### Instructions to follow
Return the listing below verbatim. Pictures do not belong in the copy.

# start of Dataset rows

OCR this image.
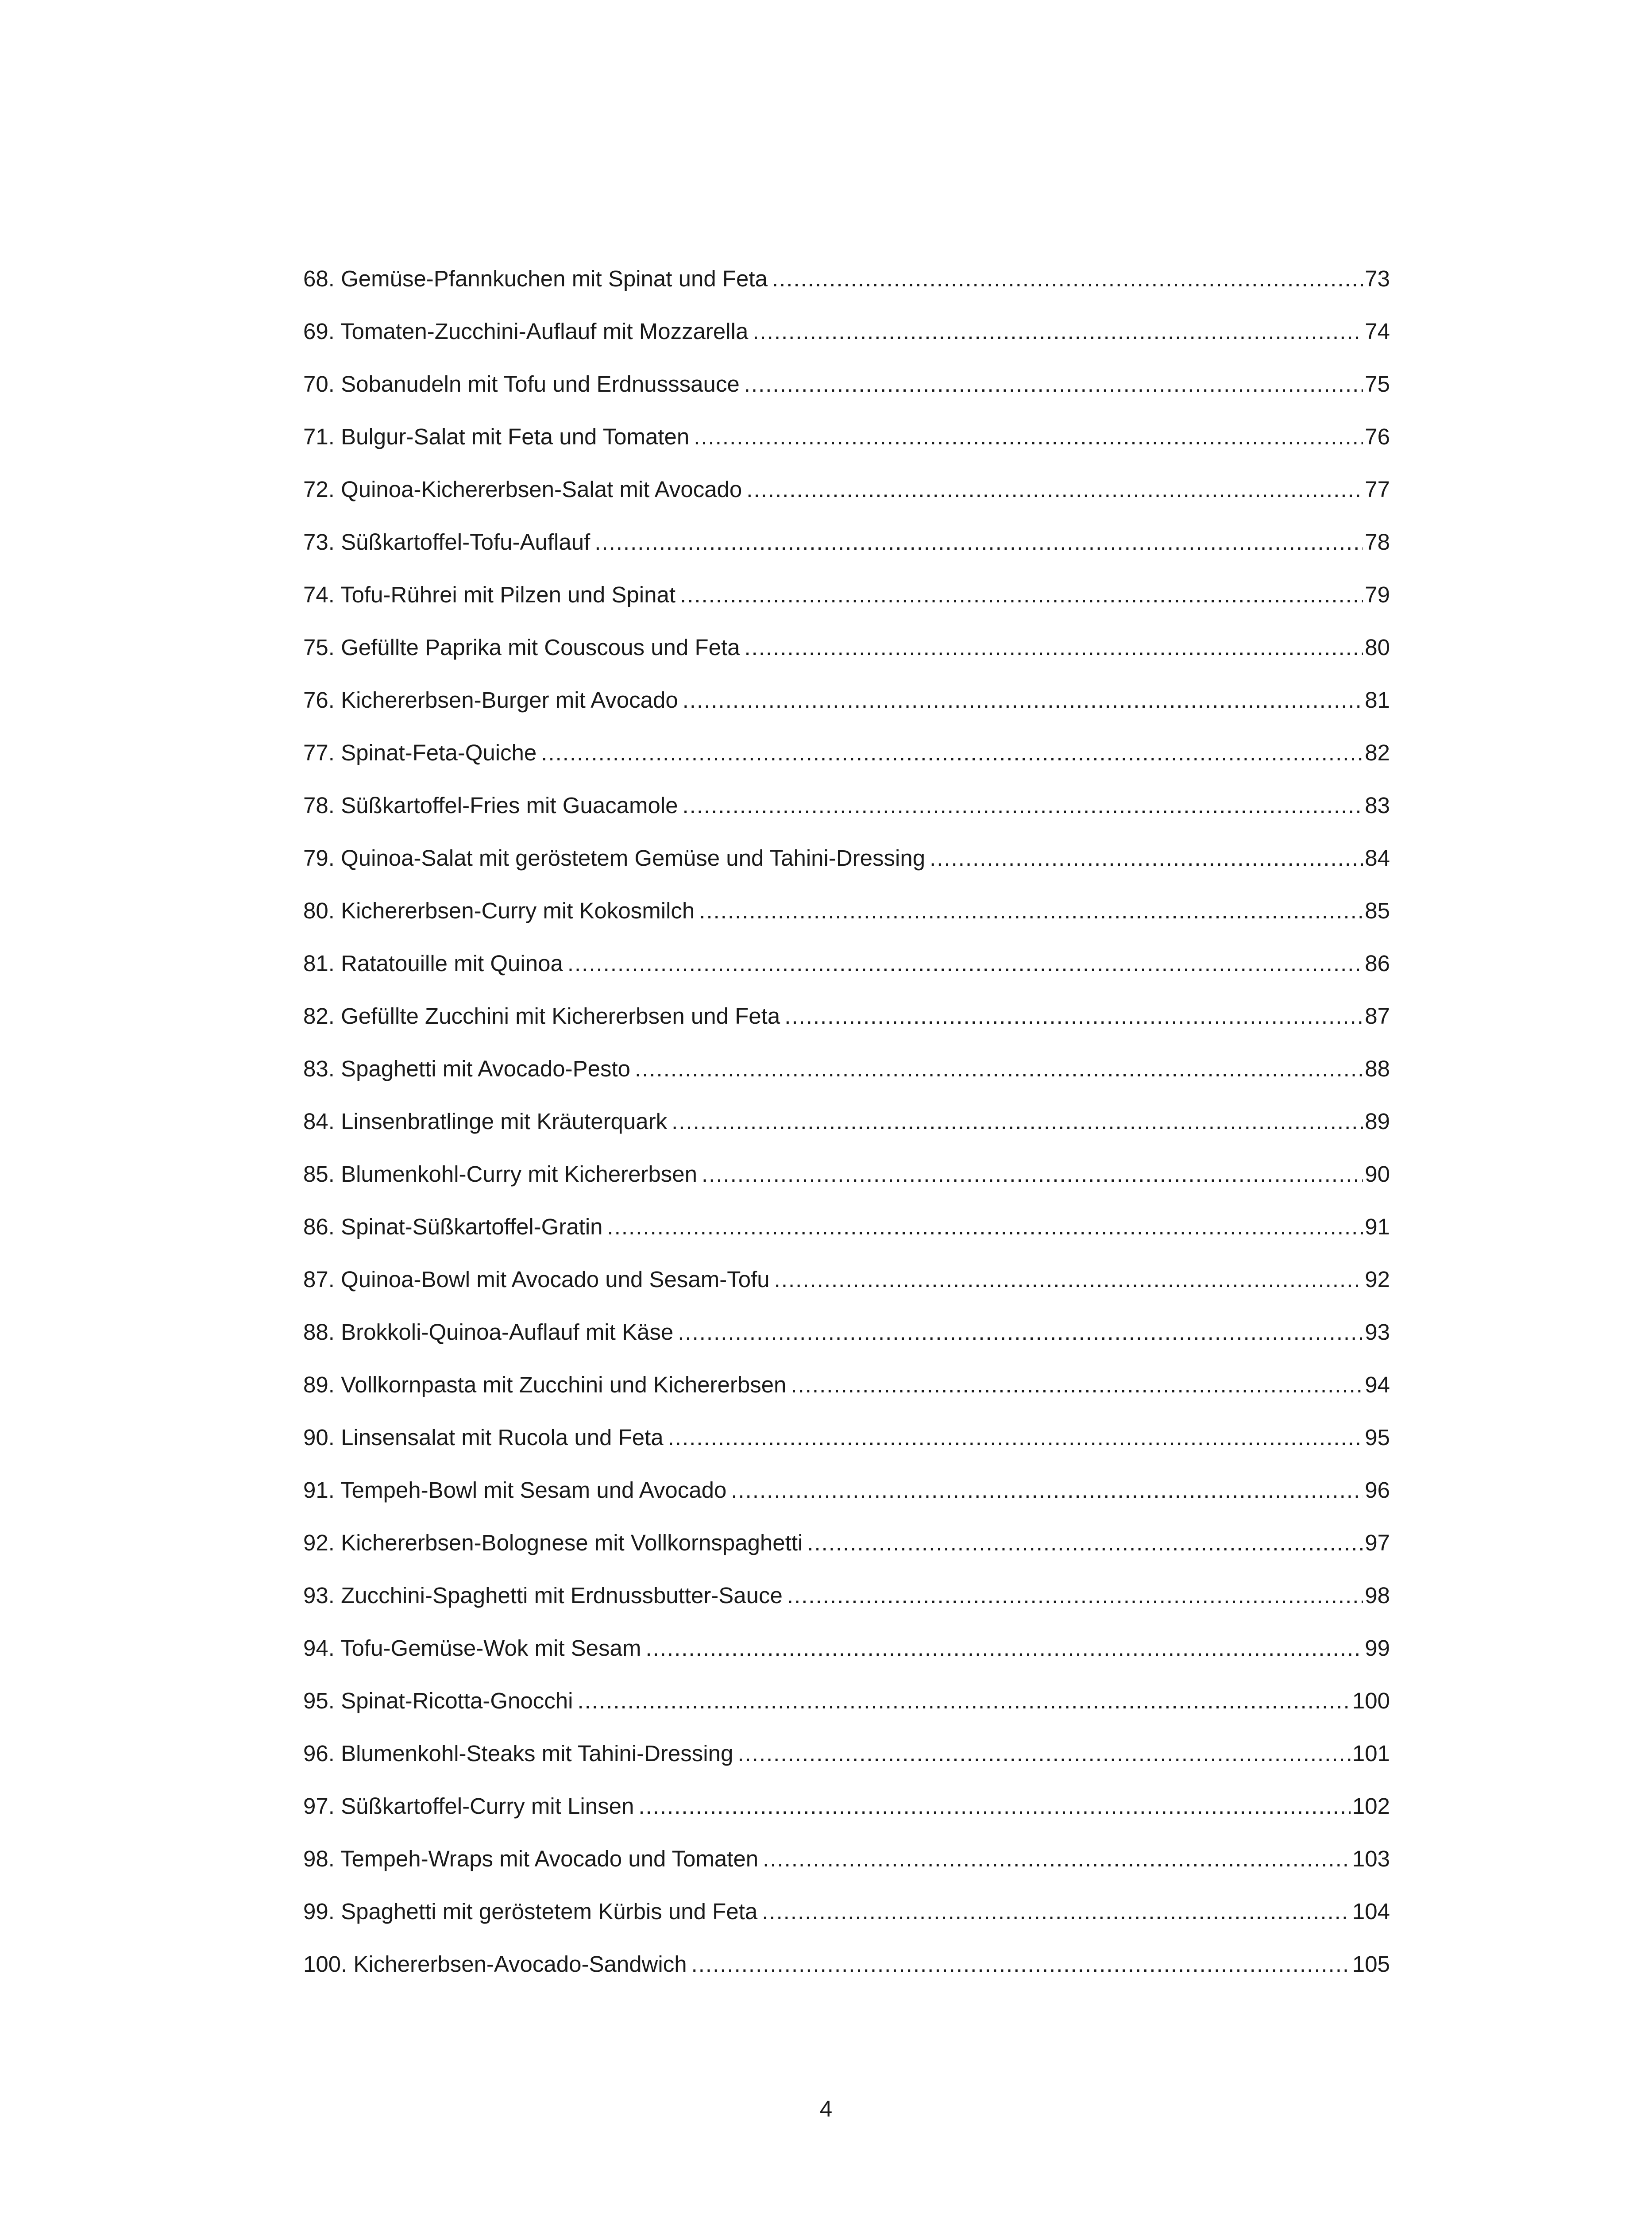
68. Gemüse-Pfannkuchen mit Spinat und Feta .....	73
69. Tomaten-Zucchini-Auflauf mit Mozzarella .....	74
70. Sobanudeln mit Tofu und Erdnusssauce .....	75
71. Bulgur-Salat mit Feta und Tomaten .....	76
72. Quinoa-Kichererbsen-Salat mit Avocado .....	77
73. Süßkartoffel-Tofu-Auflauf .....	78
74. Tofu-Rührei mit Pilzen und Spinat .....	79
75. Gefüllte Paprika mit Couscous und Feta .....	80
76. Kichererbsen-Burger mit Avocado .....	81
77. Spinat-Feta-Quiche .....	82
78. Süßkartoffel-Fries mit Guacamole .....	83
79. Quinoa-Salat mit geröstetem Gemüse und Tahini-Dressing .....	84
80. Kichererbsen-Curry mit Kokosmilch .....	85
81. Ratatouille mit Quinoa .....	86
82. Gefüllte Zucchini mit Kichererbsen und Feta .....	87
83. Spaghetti mit Avocado-Pesto .....	88
84. Linsenbratlinge mit Kräuterquark .....	89
85. Blumenkohl-Curry mit Kichererbsen .....	90
86. Spinat-Süßkartoffel-Gratin .....	91
87. Quinoa-Bowl mit Avocado und Sesam-Tofu .....	92
88. Brokkoli-Quinoa-Auflauf mit Käse .....	93
89. Vollkornpasta mit Zucchini und Kichererbsen .....	94
90. Linsensalat mit Rucola und Feta .....	95
91. Tempeh-Bowl mit Sesam und Avocado .....	96
92. Kichererbsen-Bolognese mit Vollkornspaghetti .....	97
93. Zucchini-Spaghetti mit Erdnussbutter-Sauce .....	98
94. Tofu-Gemüse-Wok mit Sesam .....	99
95. Spinat-Ricotta-Gnocchi .....	100
96. Blumenkohl-Steaks mit Tahini-Dressing .....	101
97. Süßkartoffel-Curry mit Linsen .....	102
98. Tempeh-Wraps mit Avocado und Tomaten .....	103
99. Spaghetti mit geröstetem Kürbis und Feta .....	104
100. Kichererbsen-Avocado-Sandwich .....	105
4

# end of Dataset rows

### The solution
OCR this image.
68. Gemüse-Pfannkuchen mit Spinat und Feta .....	73
69. Tomaten-Zucchini-Auflauf mit Mozzarella .....	74
70. Sobanudeln mit Tofu und Erdnusssauce .....	75
71. Bulgur-Salat mit Feta und Tomaten .....	76
72. Quinoa-Kichererbsen-Salat mit Avocado .....	77
73. Süßkartoffel-Tofu-Auflauf .....	78
74. Tofu-Rührei mit Pilzen und Spinat .....	79
75. Gefüllte Paprika mit Couscous und Feta .....	80
76. Kichererbsen-Burger mit Avocado .....	81
77. Spinat-Feta-Quiche .....	82
78. Süßkartoffel-Fries mit Guacamole .....	83
79. Quinoa-Salat mit geröstetem Gemüse und Tahini-Dressing .....	84
80. Kichererbsen-Curry mit Kokosmilch .....	85
81. Ratatouille mit Quinoa .....	86
82. Gefüllte Zucchini mit Kichererbsen und Feta .....	87
83. Spaghetti mit Avocado-Pesto .....	88
84. Linsenbratlinge mit Kräuterquark .....	89
85. Blumenkohl-Curry mit Kichererbsen .....	90
86. Spinat-Süßkartoffel-Gratin .....	91
87. Quinoa-Bowl mit Avocado und Sesam-Tofu .....	92
88. Brokkoli-Quinoa-Auflauf mit Käse .....	93
89. Vollkornpasta mit Zucchini und Kichererbsen .....	94
90. Linsensalat mit Rucola und Feta .....	95
91. Tempeh-Bowl mit Sesam und Avocado .....	96
92. Kichererbsen-Bolognese mit Vollkornspaghetti .....	97
93. Zucchini-Spaghetti mit Erdnussbutter-Sauce .....	98
94. Tofu-Gemüse-Wok mit Sesam .....	99
95. Spinat-Ricotta-Gnocchi .....	100
96. Blumenkohl-Steaks mit Tahini-Dressing .....	101
97. Süßkartoffel-Curry mit Linsen .....	102
98. Tempeh-Wraps mit Avocado und Tomaten .....	103
99. Spaghetti mit geröstetem Kürbis und Feta .....	104
100. Kichererbsen-Avocado-Sandwich .....	105
4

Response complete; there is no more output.